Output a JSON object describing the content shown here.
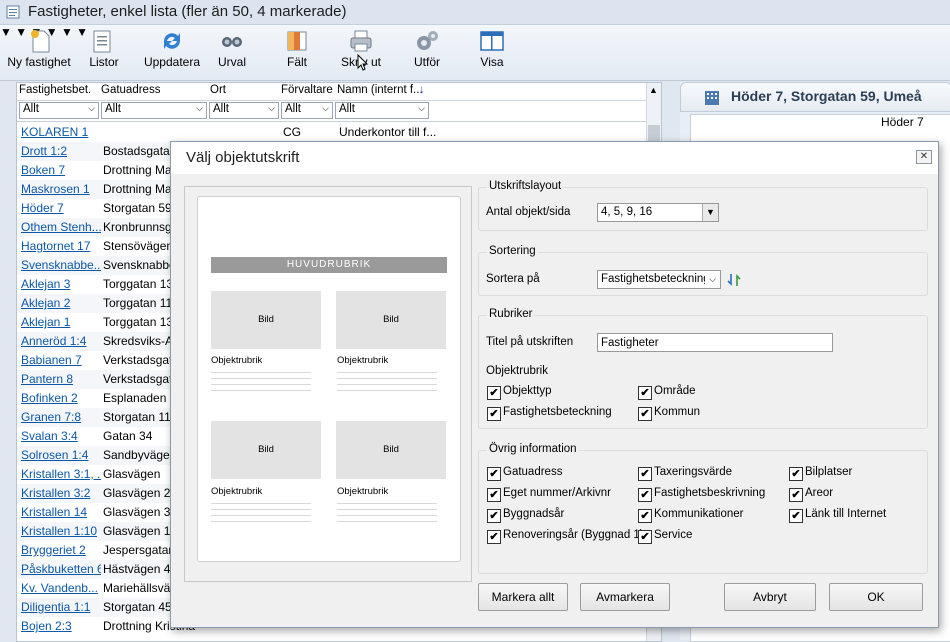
{
  "window": {
    "title": "Fastigheter, enkel lista  (fler än 50, 4 markerade)"
  },
  "toolbar": {
    "buttons": [
      {
        "label": "Ny fastighet",
        "icon": "new-document-icon"
      },
      {
        "label": "Listor",
        "icon": "list-icon"
      },
      {
        "label": "Uppdatera",
        "icon": "refresh-icon"
      },
      {
        "label": "Urval",
        "icon": "binoculars-icon"
      },
      {
        "label": "Fält",
        "icon": "columns-icon"
      },
      {
        "label": "Skriv ut",
        "icon": "printer-icon"
      },
      {
        "label": "Utför",
        "icon": "gears-icon"
      },
      {
        "label": "Visa",
        "icon": "window-icon"
      }
    ]
  },
  "grid": {
    "columns": [
      "Fastighetsbet.",
      "Gatuadress",
      "Ort",
      "Förvaltare",
      "Namn (internt f..."
    ],
    "filter_value": "Allt",
    "rows": [
      {
        "c1": "KOLAREN 1",
        "c2": "",
        "c4": "CG",
        "c5": "Underkontor till f..."
      },
      {
        "c1": "Drott 1:2",
        "c2": "Bostadsgatan",
        "c4": "",
        "c5": ""
      },
      {
        "c1": "Boken 7",
        "c2": "Drottning Marg",
        "c4": "",
        "c5": ""
      },
      {
        "c1": "Maskrosen 1",
        "c2": "Drottning Marg",
        "c4": "",
        "c5": ""
      },
      {
        "c1": "Höder 7",
        "c2": "Storgatan 59",
        "c4": "",
        "c5": ""
      },
      {
        "c1": "Othem Stenh...",
        "c2": "Kronbrunnsga",
        "c4": "",
        "c5": ""
      },
      {
        "c1": "Hagtornet 17",
        "c2": "Stensövägen",
        "c4": "",
        "c5": ""
      },
      {
        "c1": "Svensknabbe...",
        "c2": "Svensknabbe",
        "c4": "",
        "c5": ""
      },
      {
        "c1": "Aklejan 3",
        "c2": "Torggatan 13",
        "c4": "",
        "c5": ""
      },
      {
        "c1": "Aklejan 2",
        "c2": "Torggatan 11",
        "c4": "",
        "c5": ""
      },
      {
        "c1": "Aklejan 1",
        "c2": "Torggatan 13",
        "c4": "",
        "c5": ""
      },
      {
        "c1": "Anneröd 1:4",
        "c2": "Skredsviks-An",
        "c4": "",
        "c5": ""
      },
      {
        "c1": "Babianen 7",
        "c2": "Verkstadsgata",
        "c4": "",
        "c5": ""
      },
      {
        "c1": "Pantern 8",
        "c2": "Verkstadsgata",
        "c4": "",
        "c5": ""
      },
      {
        "c1": "Bofinken 2",
        "c2": "Esplanaden 8",
        "c4": "",
        "c5": ""
      },
      {
        "c1": "Granen 7:8",
        "c2": "Storgatan 11,",
        "c4": "",
        "c5": ""
      },
      {
        "c1": "Svalan 3:4",
        "c2": "Gatan 34",
        "c4": "",
        "c5": ""
      },
      {
        "c1": "Solrosen 1:4",
        "c2": "Sandbyvägen",
        "c4": "",
        "c5": ""
      },
      {
        "c1": "Kristallen 3:1, ...",
        "c2": "Glasvägen",
        "c4": "",
        "c5": ""
      },
      {
        "c1": "Kristallen 3:2",
        "c2": "Glasvägen 20",
        "c4": "",
        "c5": ""
      },
      {
        "c1": "Kristallen 14",
        "c2": "Glasvägen 30",
        "c4": "",
        "c5": ""
      },
      {
        "c1": "Kristallen 1:10",
        "c2": "Glasvägen 1 A",
        "c4": "",
        "c5": ""
      },
      {
        "c1": "Bryggeriet 2",
        "c2": "Jespersgatan",
        "c4": "",
        "c5": ""
      },
      {
        "c1": "Påskbuketten 6",
        "c2": "Hästvägen 4A",
        "c4": "",
        "c5": ""
      },
      {
        "c1": "Kv. Vandenb...",
        "c2": "Mariehällsväg",
        "c4": "",
        "c5": ""
      },
      {
        "c1": "Diligentia 1:1",
        "c2": "Storgatan 45",
        "c4": "",
        "c5": ""
      },
      {
        "c1": "Bojen 2:3",
        "c2": "Drottning Kristina",
        "c4": "",
        "c5": ""
      }
    ]
  },
  "right_panel": {
    "header": "Höder 7, Storgatan 59, Umeå",
    "field_value": "Höder 7"
  },
  "dialog": {
    "title": "Välj objektutskrift",
    "preview": {
      "banner": "HUVUDRUBRIK",
      "image_label": "Bild",
      "object_label": "Objektrubrik"
    },
    "layout_group": {
      "title": "Utskriftslayout",
      "label": "Antal objekt/sida",
      "value": "4, 5, 9, 16"
    },
    "sort_group": {
      "title": "Sortering",
      "label": "Sortera på",
      "value": "Fastighetsbeteckning"
    },
    "headings_group": {
      "title": "Rubriker",
      "title_label": "Titel på utskriften",
      "title_value": "Fastigheter",
      "object_heading_label": "Objektrubrik",
      "checkboxes": [
        {
          "label": "Objekttyp",
          "checked": true
        },
        {
          "label": "Område",
          "checked": true
        },
        {
          "label": "Fastighetsbeteckning",
          "checked": true
        },
        {
          "label": "Kommun",
          "checked": true
        }
      ]
    },
    "other_group": {
      "title": "Övrig information",
      "checkboxes": [
        {
          "label": "Gatuadress",
          "checked": true
        },
        {
          "label": "Taxeringsvärde",
          "checked": true
        },
        {
          "label": "Bilplatser",
          "checked": true
        },
        {
          "label": "Eget nummer/Arkivnr",
          "checked": true
        },
        {
          "label": "Fastighetsbeskrivning",
          "checked": true
        },
        {
          "label": "Areor",
          "checked": true
        },
        {
          "label": "Byggnadsår",
          "checked": true
        },
        {
          "label": "Kommunikationer",
          "checked": true
        },
        {
          "label": "Länk till Internet",
          "checked": true
        },
        {
          "label": "Renoveringsår (Byggnad 1)",
          "checked": true
        },
        {
          "label": "Service",
          "checked": true
        }
      ]
    },
    "buttons": {
      "select_all": "Markera allt",
      "deselect": "Avmarkera",
      "cancel": "Avbryt",
      "ok": "OK"
    },
    "check_mark": "✔"
  }
}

+-------+

Your copy should hold every record word for word and none of the pictures.

**Written response:**
Output a JSON object describing the content shown here.
{
  "window": {
    "title": "Fastigheter, enkel lista  (fler än 50, 4 markerade)"
  },
  "toolbar": {
    "buttons": [
      {
        "label": "Ny fastighet",
        "icon": "new-document-icon"
      },
      {
        "label": "Listor",
        "icon": "list-icon"
      },
      {
        "label": "Uppdatera",
        "icon": "refresh-icon"
      },
      {
        "label": "Urval",
        "icon": "binoculars-icon"
      },
      {
        "label": "Fält",
        "icon": "columns-icon"
      },
      {
        "label": "Skriv ut",
        "icon": "printer-icon"
      },
      {
        "label": "Utför",
        "icon": "gears-icon"
      },
      {
        "label": "Visa",
        "icon": "window-icon"
      }
    ]
  },
  "grid": {
    "columns": [
      "Fastighetsbet.",
      "Gatuadress",
      "Ort",
      "Förvaltare",
      "Namn (internt f..."
    ],
    "filter_value": "Allt",
    "rows": [
      {
        "c1": "KOLAREN 1",
        "c2": "",
        "c4": "CG",
        "c5": "Underkontor till f..."
      },
      {
        "c1": "Drott 1:2",
        "c2": "Bostadsgatan",
        "c4": "",
        "c5": ""
      },
      {
        "c1": "Boken 7",
        "c2": "Drottning Marg",
        "c4": "",
        "c5": ""
      },
      {
        "c1": "Maskrosen 1",
        "c2": "Drottning Marg",
        "c4": "",
        "c5": ""
      },
      {
        "c1": "Höder 7",
        "c2": "Storgatan 59",
        "c4": "",
        "c5": ""
      },
      {
        "c1": "Othem Stenh...",
        "c2": "Kronbrunnsga",
        "c4": "",
        "c5": ""
      },
      {
        "c1": "Hagtornet 17",
        "c2": "Stensövägen",
        "c4": "",
        "c5": ""
      },
      {
        "c1": "Svensknabbe...",
        "c2": "Svensknabbe",
        "c4": "",
        "c5": ""
      },
      {
        "c1": "Aklejan 3",
        "c2": "Torggatan 13",
        "c4": "",
        "c5": ""
      },
      {
        "c1": "Aklejan 2",
        "c2": "Torggatan 11",
        "c4": "",
        "c5": ""
      },
      {
        "c1": "Aklejan 1",
        "c2": "Torggatan 13",
        "c4": "",
        "c5": ""
      },
      {
        "c1": "Anneröd 1:4",
        "c2": "Skredsviks-An",
        "c4": "",
        "c5": ""
      },
      {
        "c1": "Babianen 7",
        "c2": "Verkstadsgata",
        "c4": "",
        "c5": ""
      },
      {
        "c1": "Pantern 8",
        "c2": "Verkstadsgata",
        "c4": "",
        "c5": ""
      },
      {
        "c1": "Bofinken 2",
        "c2": "Esplanaden 8",
        "c4": "",
        "c5": ""
      },
      {
        "c1": "Granen 7:8",
        "c2": "Storgatan 11,",
        "c4": "",
        "c5": ""
      },
      {
        "c1": "Svalan 3:4",
        "c2": "Gatan 34",
        "c4": "",
        "c5": ""
      },
      {
        "c1": "Solrosen 1:4",
        "c2": "Sandbyvägen",
        "c4": "",
        "c5": ""
      },
      {
        "c1": "Kristallen 3:1, ...",
        "c2": "Glasvägen",
        "c4": "",
        "c5": ""
      },
      {
        "c1": "Kristallen 3:2",
        "c2": "Glasvägen 20",
        "c4": "",
        "c5": ""
      },
      {
        "c1": "Kristallen 14",
        "c2": "Glasvägen 30",
        "c4": "",
        "c5": ""
      },
      {
        "c1": "Kristallen 1:10",
        "c2": "Glasvägen 1 A",
        "c4": "",
        "c5": ""
      },
      {
        "c1": "Bryggeriet 2",
        "c2": "Jespersgatan",
        "c4": "",
        "c5": ""
      },
      {
        "c1": "Påskbuketten 6",
        "c2": "Hästvägen 4A",
        "c4": "",
        "c5": ""
      },
      {
        "c1": "Kv. Vandenb...",
        "c2": "Mariehällsväg",
        "c4": "",
        "c5": ""
      },
      {
        "c1": "Diligentia 1:1",
        "c2": "Storgatan 45",
        "c4": "",
        "c5": ""
      },
      {
        "c1": "Bojen 2:3",
        "c2": "Drottning Kristina",
        "c4": "",
        "c5": ""
      }
    ]
  },
  "right_panel": {
    "header": "Höder 7, Storgatan 59, Umeå",
    "field_value": "Höder 7"
  },
  "dialog": {
    "title": "Välj objektutskrift",
    "preview": {
      "banner": "HUVUDRUBRIK",
      "image_label": "Bild",
      "object_label": "Objektrubrik"
    },
    "layout_group": {
      "title": "Utskriftslayout",
      "label": "Antal objekt/sida",
      "value": "4, 5, 9, 16"
    },
    "sort_group": {
      "title": "Sortering",
      "label": "Sortera på",
      "value": "Fastighetsbeteckning"
    },
    "headings_group": {
      "title": "Rubriker",
      "title_label": "Titel på utskriften",
      "title_value": "Fastigheter",
      "object_heading_label": "Objektrubrik",
      "checkboxes": [
        {
          "label": "Objekttyp",
          "checked": true
        },
        {
          "label": "Område",
          "checked": true
        },
        {
          "label": "Fastighetsbeteckning",
          "checked": true
        },
        {
          "label": "Kommun",
          "checked": true
        }
      ]
    },
    "other_group": {
      "title": "Övrig information",
      "checkboxes": [
        {
          "label": "Gatuadress",
          "checked": true
        },
        {
          "label": "Taxeringsvärde",
          "checked": true
        },
        {
          "label": "Bilplatser",
          "checked": true
        },
        {
          "label": "Eget nummer/Arkivnr",
          "checked": true
        },
        {
          "label": "Fastighetsbeskrivning",
          "checked": true
        },
        {
          "label": "Areor",
          "checked": true
        },
        {
          "label": "Byggnadsår",
          "checked": true
        },
        {
          "label": "Kommunikationer",
          "checked": true
        },
        {
          "label": "Länk till Internet",
          "checked": true
        },
        {
          "label": "Renoveringsår (Byggnad 1)",
          "checked": true
        },
        {
          "label": "Service",
          "checked": true
        }
      ]
    },
    "buttons": {
      "select_all": "Markera allt",
      "deselect": "Avmarkera",
      "cancel": "Avbryt",
      "ok": "OK"
    },
    "check_mark": "✔"
  }
}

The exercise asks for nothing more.